- EXERCISE OBJECTIVE -
Give the number of lines below that contain "this", with no other output.

- DATA TO PROCESS -
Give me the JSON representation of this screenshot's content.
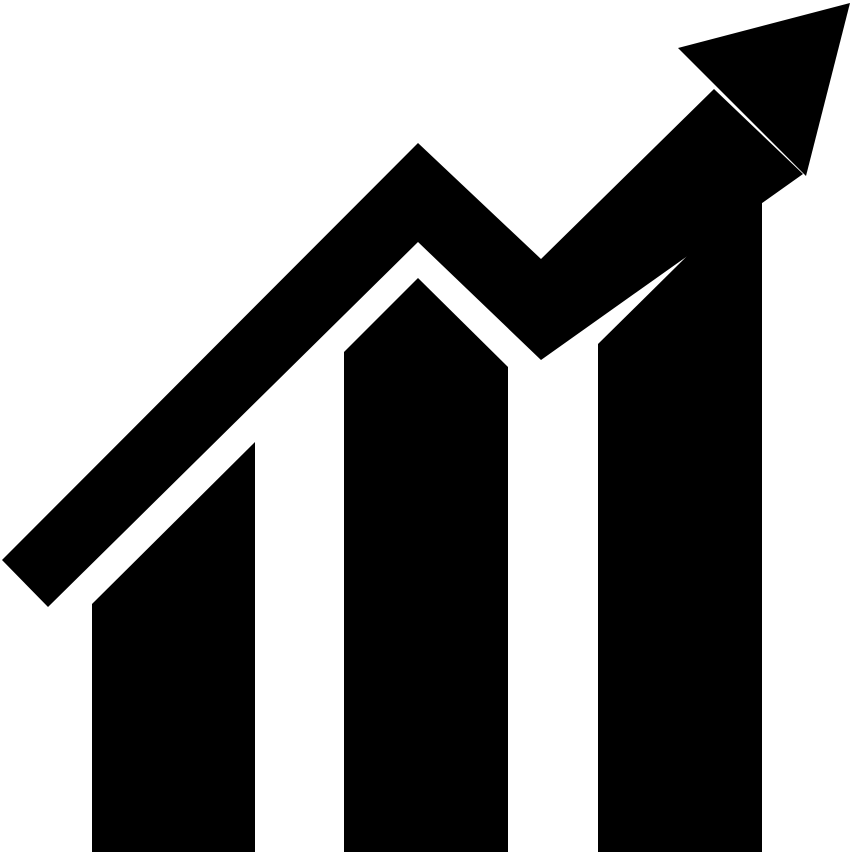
{
  "icon": {
    "name": "growth-chart-icon",
    "depicts": [
      "bar",
      "bar",
      "bar",
      "up-trend-arrow"
    ],
    "color": "#000000",
    "background": "#ffffff"
  }
}
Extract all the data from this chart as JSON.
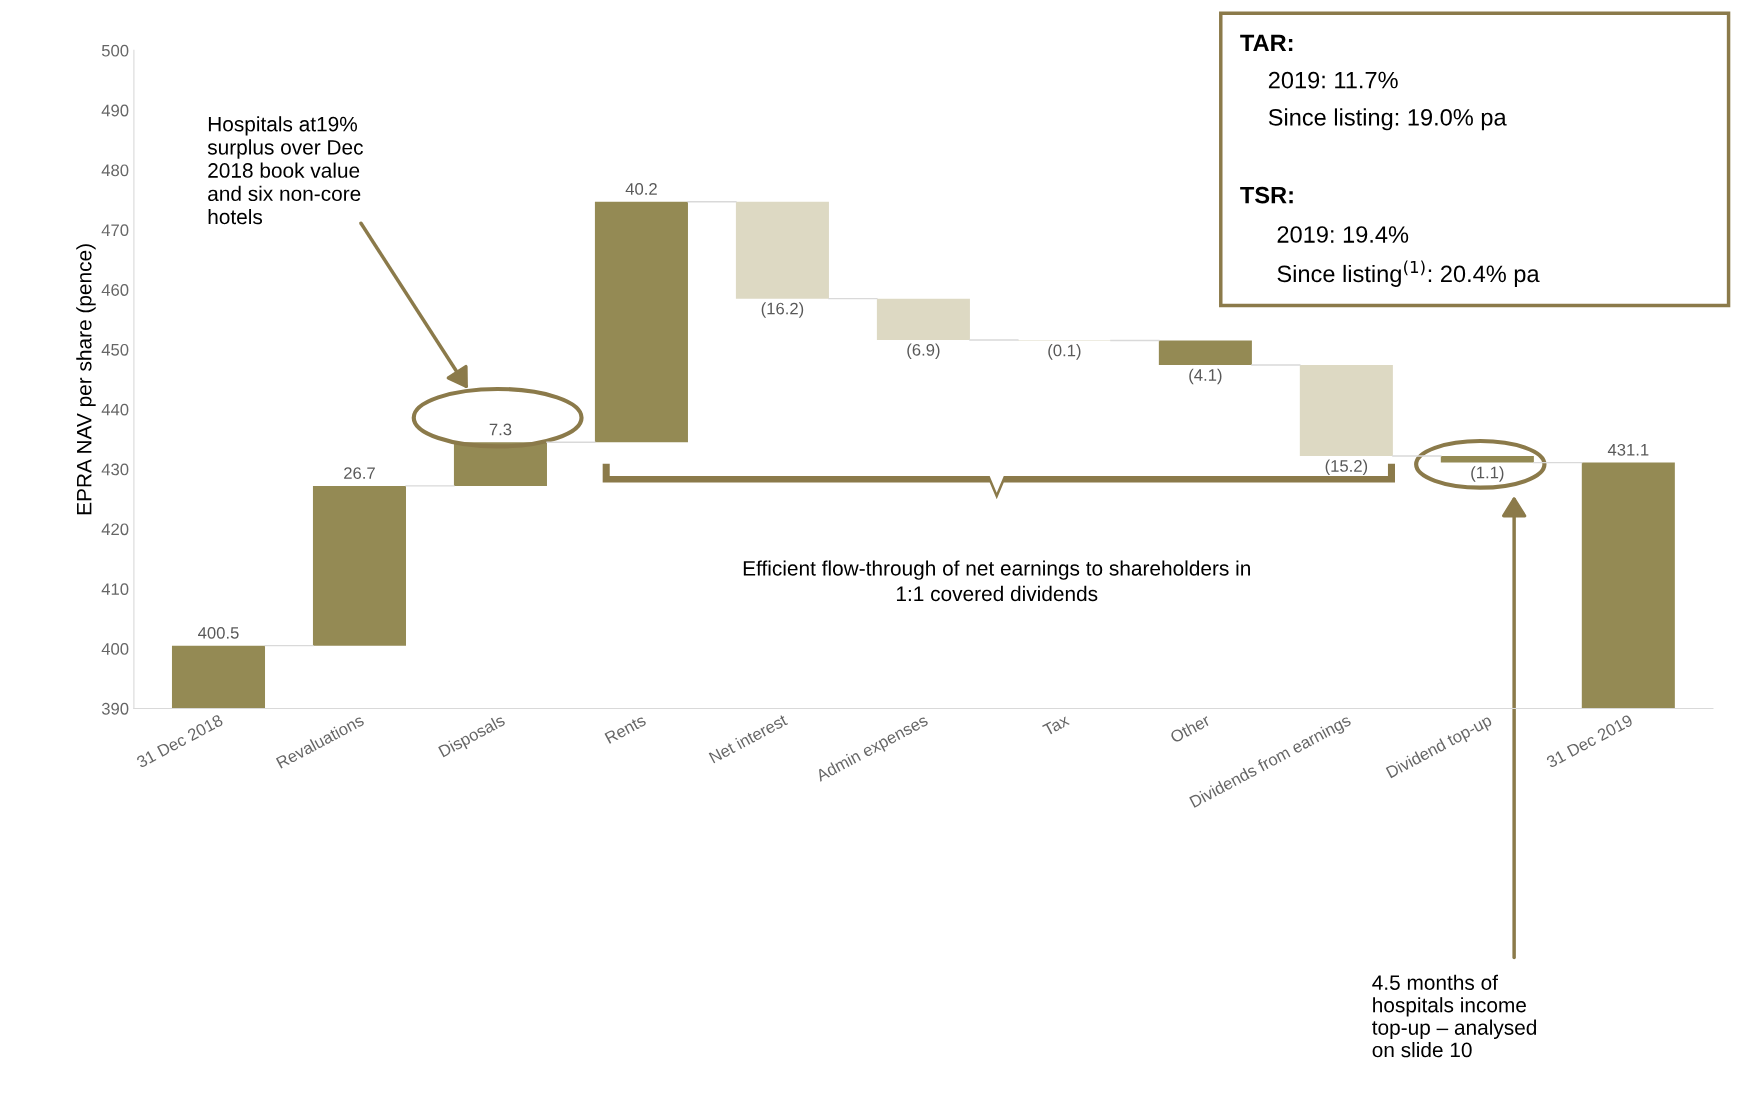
{
  "chart_data": {
    "type": "bar",
    "ylabel": "EPRA NAV per share (pence)",
    "categories": [
      "31 Dec 2018",
      "Revaluations",
      "Disposals",
      "Rents",
      "Net interest",
      "Admin expenses",
      "Tax",
      "Other",
      "Dividends from earnings",
      "Dividend top-up",
      "31 Dec 2019"
    ],
    "values": [
      400.5,
      26.7,
      7.3,
      40.2,
      -16.2,
      -6.9,
      -0.1,
      -4.1,
      -15.2,
      -1.1,
      431.1
    ],
    "base": [
      null,
      400.5,
      427.2,
      434.5,
      474.7,
      458.5,
      451.6,
      451.5,
      447.4,
      432.2,
      null
    ],
    "colors": [
      "#948a54",
      "#948a54",
      "#948a54",
      "#948a54",
      "#ddd9c3",
      "#ddd9c3",
      "#ddd9c3",
      "#948a54",
      "#ddd9c3",
      "#948a54",
      "#948a54"
    ],
    "value_labels": [
      "400.5",
      "26.7",
      "7.3",
      "40.2",
      "(16.2)",
      "(6.9)",
      "(0.1)",
      "(4.1)",
      "(15.2)",
      "(1.1)",
      "431.1"
    ],
    "ylim": [
      390,
      500
    ],
    "yticks": [
      390,
      400,
      410,
      420,
      430,
      440,
      450,
      460,
      470,
      480,
      490,
      500
    ],
    "grid": false,
    "annotations": [
      "Hospitals at19%\nsurplus over Dec\n2018 book value\nand six non-core\nhotels",
      "Efficient flow-through of net earnings to shareholders in\n1:1 covered dividends",
      "4.5 months of\nhospitals income\ntop-up – analysed\non slide 10",
      "TAR:",
      "2019: 11.7%",
      "Since listing: 19.0% pa",
      "TSR:",
      "2019: 19.4%",
      "Since listing$^{(1)}$: 20.4% pa"
    ]
  }
}
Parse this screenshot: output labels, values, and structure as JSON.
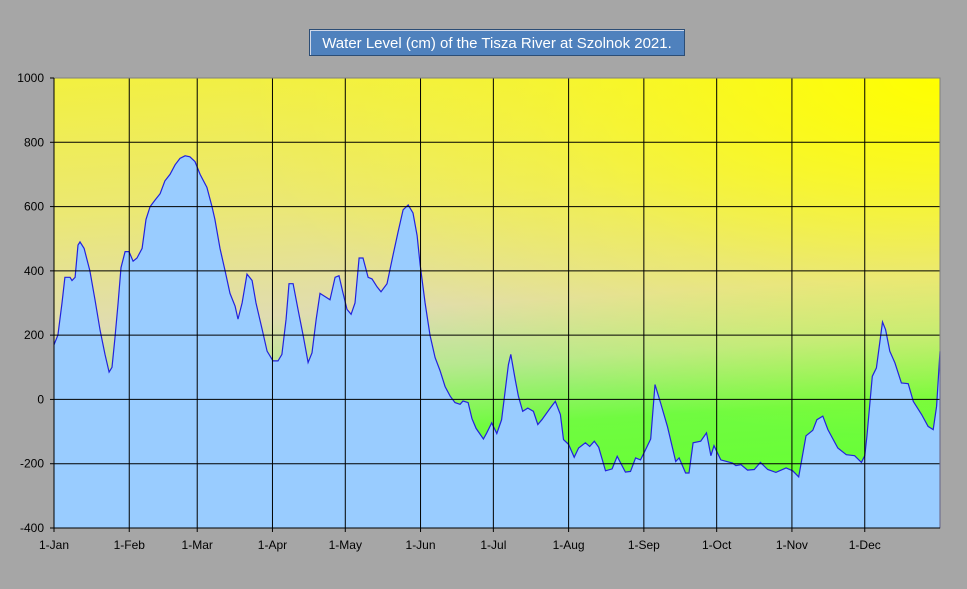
{
  "chart_data": {
    "type": "area",
    "title": "Water Level (cm) of the Tisza River at Szolnok 2021.",
    "xlabel": "",
    "ylabel": "",
    "ylim": [
      -400,
      1000
    ],
    "xlim_days": [
      0,
      365
    ],
    "yticks": [
      1000,
      800,
      600,
      400,
      200,
      0,
      -200,
      -400
    ],
    "xticks": [
      {
        "label": "1-Jan",
        "day": 0
      },
      {
        "label": "1-Feb",
        "day": 31
      },
      {
        "label": "1-Mar",
        "day": 59
      },
      {
        "label": "1-Apr",
        "day": 90
      },
      {
        "label": "1-May",
        "day": 120
      },
      {
        "label": "1-Jun",
        "day": 151
      },
      {
        "label": "1-Jul",
        "day": 181
      },
      {
        "label": "1-Aug",
        "day": 212
      },
      {
        "label": "1-Sep",
        "day": 243
      },
      {
        "label": "1-Oct",
        "day": 273
      },
      {
        "label": "1-Nov",
        "day": 304
      },
      {
        "label": "1-Dec",
        "day": 334
      }
    ],
    "grid": true,
    "legend": "none",
    "colors": {
      "fill": "#99ccff",
      "line": "#2222dd",
      "grid": "#000000"
    },
    "series": [
      {
        "name": "Water Level (cm)",
        "points": [
          [
            0,
            170
          ],
          [
            1.6,
            200
          ],
          [
            3.3,
            300
          ],
          [
            4.5,
            380
          ],
          [
            6.6,
            380
          ],
          [
            7.4,
            370
          ],
          [
            8.7,
            380
          ],
          [
            9.9,
            480
          ],
          [
            10.7,
            490
          ],
          [
            12.4,
            470
          ],
          [
            14.8,
            400
          ],
          [
            16.9,
            310
          ],
          [
            19,
            215
          ],
          [
            21,
            140
          ],
          [
            22.7,
            85
          ],
          [
            23.9,
            100
          ],
          [
            25.1,
            190
          ],
          [
            26.4,
            300
          ],
          [
            27.6,
            410
          ],
          [
            29.3,
            460
          ],
          [
            30.9,
            460
          ],
          [
            32.6,
            430
          ],
          [
            34.2,
            440
          ],
          [
            36.3,
            470
          ],
          [
            37.9,
            560
          ],
          [
            39.6,
            600
          ],
          [
            41.6,
            620
          ],
          [
            43.7,
            640
          ],
          [
            45.7,
            680
          ],
          [
            47.8,
            700
          ],
          [
            49.9,
            730
          ],
          [
            51.9,
            750
          ],
          [
            54,
            758
          ],
          [
            56,
            755
          ],
          [
            58.1,
            740
          ],
          [
            60.2,
            700
          ],
          [
            63,
            660
          ],
          [
            65.1,
            600
          ],
          [
            66.3,
            560
          ],
          [
            68.4,
            470
          ],
          [
            70.5,
            400
          ],
          [
            72.5,
            330
          ],
          [
            74.6,
            290
          ],
          [
            75.8,
            250
          ],
          [
            77.5,
            300
          ],
          [
            79.5,
            390
          ],
          [
            81.6,
            370
          ],
          [
            83.2,
            300
          ],
          [
            85.7,
            220
          ],
          [
            87.8,
            150
          ],
          [
            90.2,
            120
          ],
          [
            92.3,
            120
          ],
          [
            93.9,
            140
          ],
          [
            95.6,
            250
          ],
          [
            96.8,
            360
          ],
          [
            98.5,
            360
          ],
          [
            100.5,
            280
          ],
          [
            102.6,
            200
          ],
          [
            104.7,
            115
          ],
          [
            106.3,
            145
          ],
          [
            108,
            250
          ],
          [
            109.6,
            330
          ],
          [
            111.7,
            320
          ],
          [
            113.7,
            310
          ],
          [
            115.8,
            380
          ],
          [
            117.4,
            385
          ],
          [
            119.1,
            330
          ],
          [
            120.7,
            280
          ],
          [
            122.4,
            265
          ],
          [
            124,
            300
          ],
          [
            125.7,
            440
          ],
          [
            127.3,
            440
          ],
          [
            129.4,
            380
          ],
          [
            131,
            375
          ],
          [
            133.1,
            350
          ],
          [
            134.7,
            335
          ],
          [
            137.2,
            360
          ],
          [
            139.7,
            450
          ],
          [
            141.7,
            520
          ],
          [
            143.8,
            590
          ],
          [
            145.9,
            605
          ],
          [
            147.9,
            580
          ],
          [
            149.6,
            510
          ],
          [
            150.8,
            420
          ],
          [
            152.9,
            300
          ],
          [
            154.9,
            200
          ],
          [
            157,
            130
          ],
          [
            159,
            90
          ],
          [
            161.1,
            40
          ],
          [
            163.2,
            10
          ],
          [
            165.2,
            -10
          ],
          [
            167.3,
            -15
          ],
          [
            168.5,
            -5
          ],
          [
            170.6,
            -10
          ],
          [
            172.2,
            -60
          ],
          [
            173.9,
            -90
          ],
          [
            176.9,
            -123
          ],
          [
            178.2,
            -105
          ],
          [
            180.3,
            -73
          ],
          [
            182.4,
            -106
          ],
          [
            184.4,
            -63
          ],
          [
            187.2,
            108
          ],
          [
            188.2,
            140
          ],
          [
            190,
            62
          ],
          [
            191.3,
            10
          ],
          [
            193.1,
            -37
          ],
          [
            195.2,
            -27
          ],
          [
            197.5,
            -37
          ],
          [
            199.3,
            -78
          ],
          [
            201,
            -63
          ],
          [
            204.4,
            -27
          ],
          [
            206.5,
            -6
          ],
          [
            208.6,
            -47
          ],
          [
            209.9,
            -125
          ],
          [
            212,
            -140
          ],
          [
            214.3,
            -180
          ],
          [
            216.1,
            -151
          ],
          [
            218.9,
            -135
          ],
          [
            220.7,
            -146
          ],
          [
            222.6,
            -130
          ],
          [
            224.4,
            -149
          ],
          [
            227.2,
            -222
          ],
          [
            229.9,
            -216
          ],
          [
            232,
            -177
          ],
          [
            235.4,
            -226
          ],
          [
            237.5,
            -224
          ],
          [
            239.6,
            -182
          ],
          [
            241.6,
            -188
          ],
          [
            243.7,
            -156
          ],
          [
            245.8,
            -123
          ],
          [
            247.6,
            46
          ],
          [
            249.9,
            -11
          ],
          [
            252.7,
            -84
          ],
          [
            256.1,
            -193
          ],
          [
            257.5,
            -182
          ],
          [
            260.2,
            -229
          ],
          [
            261.6,
            -229
          ],
          [
            263.3,
            -135
          ],
          [
            266.4,
            -130
          ],
          [
            268.8,
            -104
          ],
          [
            270.6,
            -175
          ],
          [
            271.9,
            -144
          ],
          [
            274.7,
            -188
          ],
          [
            279.5,
            -198
          ],
          [
            280.9,
            -206
          ],
          [
            283,
            -203
          ],
          [
            285.7,
            -220
          ],
          [
            288.5,
            -218
          ],
          [
            291,
            -196
          ],
          [
            294,
            -218
          ],
          [
            297.4,
            -227
          ],
          [
            301.6,
            -213
          ],
          [
            304.3,
            -222
          ],
          [
            306.8,
            -241
          ],
          [
            309.8,
            -113
          ],
          [
            312.6,
            -96
          ],
          [
            314.3,
            -63
          ],
          [
            316.7,
            -52
          ],
          [
            318.8,
            -94
          ],
          [
            322.9,
            -151
          ],
          [
            326.4,
            -172
          ],
          [
            329.8,
            -175
          ],
          [
            332.6,
            -196
          ],
          [
            334,
            -175
          ],
          [
            334.9,
            -115
          ],
          [
            337.1,
            72
          ],
          [
            338.8,
            98
          ],
          [
            341.3,
            241
          ],
          [
            342.6,
            217
          ],
          [
            344.3,
            150
          ],
          [
            346.4,
            114
          ],
          [
            349.1,
            51
          ],
          [
            351.9,
            49
          ],
          [
            354,
            -6
          ],
          [
            357.4,
            -47
          ],
          [
            360.1,
            -84
          ],
          [
            362.2,
            -94
          ],
          [
            363.6,
            -21
          ],
          [
            365,
            150
          ]
        ]
      }
    ]
  }
}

- ANSWER BELOW -
3